[Stored data]
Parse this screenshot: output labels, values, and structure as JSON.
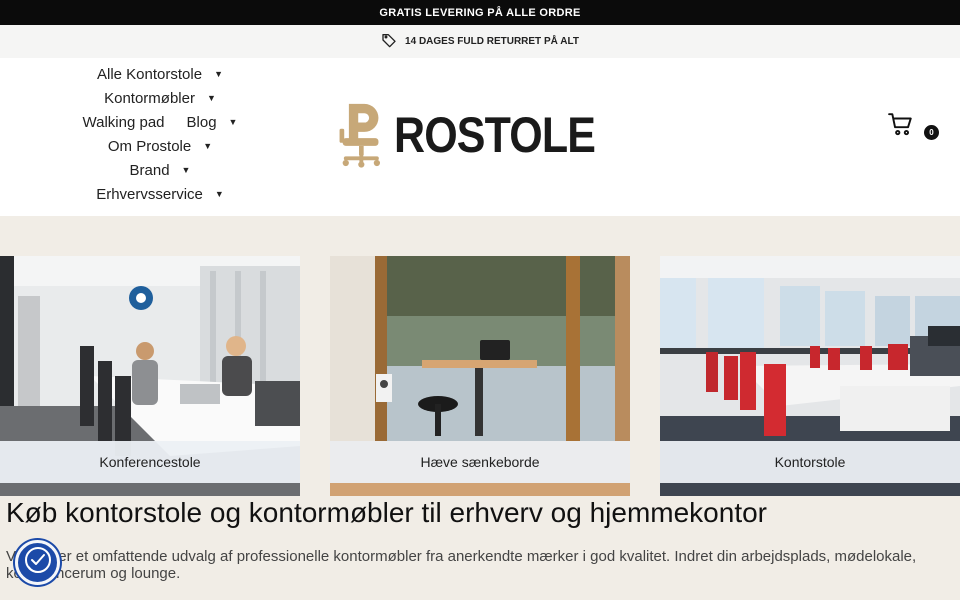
{
  "announcement": {
    "text": "GRATIS LEVERING PÅ ALLE ORDRE"
  },
  "subbar": {
    "icon": "tag-icon",
    "text": "14 DAGES FULD RETURRET PÅ ALT"
  },
  "nav": {
    "items": [
      {
        "label": "Alle Kontorstole",
        "dropdown": true
      },
      {
        "label": "Kontormøbler",
        "dropdown": true
      },
      {
        "label": "Walking pad",
        "dropdown": false
      },
      {
        "label": "Blog",
        "dropdown": true
      },
      {
        "label": "Om Prostole",
        "dropdown": true
      },
      {
        "label": "Brand",
        "dropdown": true
      },
      {
        "label": "Erhvervsservice",
        "dropdown": true
      }
    ],
    "caret": "▼"
  },
  "logo": {
    "text": "ROSTOLE",
    "icon": "chair-p-logo",
    "color": "#c7a878"
  },
  "cart": {
    "icon": "cart-icon",
    "count": "0"
  },
  "categories": [
    {
      "label": "Konferencestole"
    },
    {
      "label": "Hæve sænkeborde"
    },
    {
      "label": "Kontorstole"
    }
  ],
  "content": {
    "headline": "Køb kontorstole og kontormøbler til erhverv og hjemmekontor",
    "intro": "Vi tilbyder et omfattende udvalg af professionelle kontormøbler fra anerkendte mærker i god kvalitet. Indret din arbejdsplads, mødelokale, konferencerum og lounge."
  },
  "accessibility_badge": {
    "icon": "accessibility-check-icon"
  },
  "colors": {
    "background": "#f1ede6",
    "topbar": "#0b0b0b",
    "badge": "#1c4aa8"
  }
}
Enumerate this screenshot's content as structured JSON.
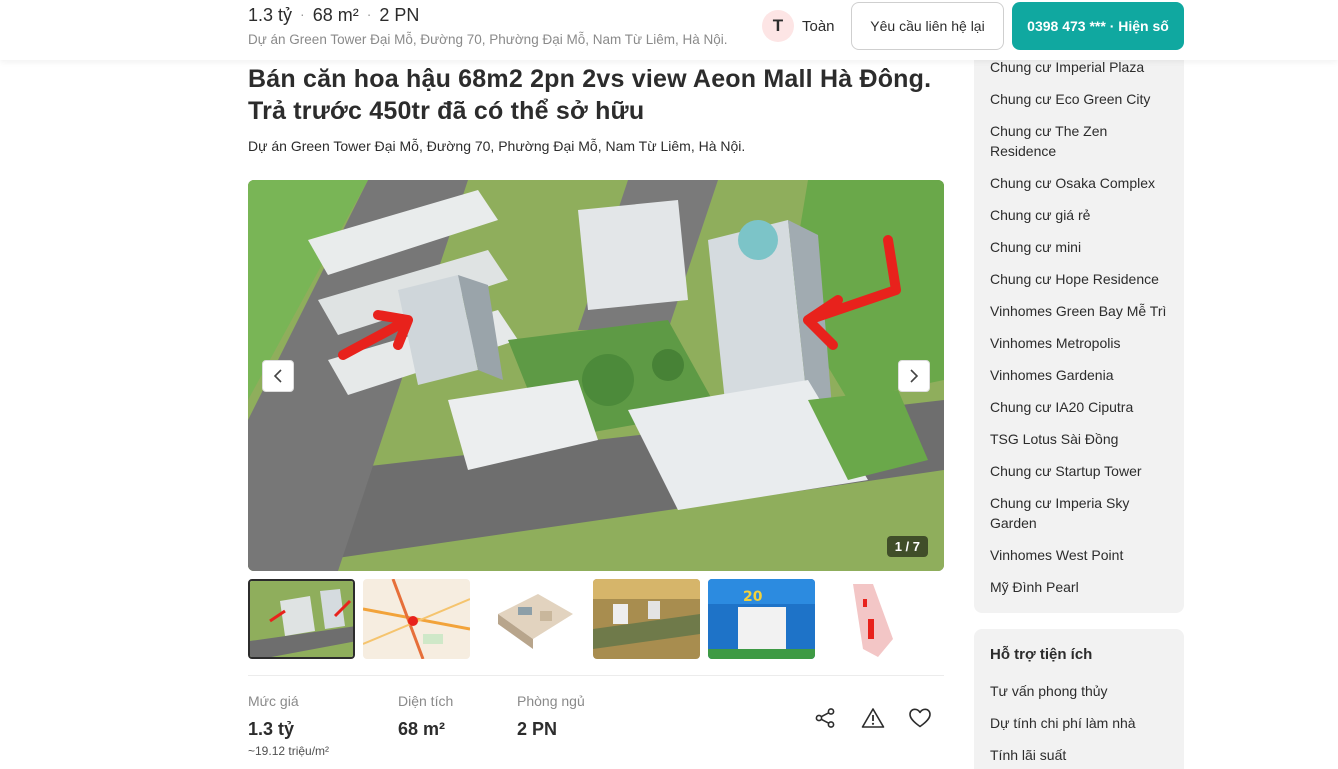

Stated problem.
Copy all the records above exactly, but leave out the pictures.

Task result.
Parse this screenshot: output labels, values, and structure as JSON.
{
  "announcement": {
    "text": "GRATIS LEVERING PÅ ALLE ORDRE"
  },
  "subbar": {
    "icon": "tag-icon",
    "text": "14 DAGES FULD RETURRET PÅ ALT"
  },
  "nav": {
    "items": [
      {
        "label": "Alle Kontorstole",
        "dropdown": true
      },
      {
        "label": "Kontormøbler",
        "dropdown": true
      },
      {
        "label": "Walking pad",
        "dropdown": false
      },
      {
        "label": "Blog",
        "dropdown": true
      },
      {
        "label": "Om Prostole",
        "dropdown": true
      },
      {
        "label": "Brand",
        "dropdown": true
      },
      {
        "label": "Erhvervsservice",
        "dropdown": true
      }
    ],
    "caret": "▼"
  },
  "logo": {
    "text": "ROSTOLE",
    "icon": "chair-p-logo",
    "color": "#c7a878"
  },
  "cart": {
    "icon": "cart-icon",
    "count": "0"
  },
  "categories": [
    {
      "label": "Konferencestole"
    },
    {
      "label": "Hæve sænkeborde"
    },
    {
      "label": "Kontorstole"
    }
  ],
  "content": {
    "headline": "Køb kontorstole og kontormøbler til erhverv og hjemmekontor",
    "intro": "Vi tilbyder et omfattende udvalg af professionelle kontormøbler fra anerkendte mærker i god kvalitet. Indret din arbejdsplads, mødelokale, konferencerum og lounge."
  },
  "accessibility_badge": {
    "icon": "accessibility-check-icon"
  },
  "colors": {
    "background": "#f1ede6",
    "topbar": "#0b0b0b",
    "badge": "#1c4aa8"
  }
}
Enumerate this screenshot's content as structured JSON.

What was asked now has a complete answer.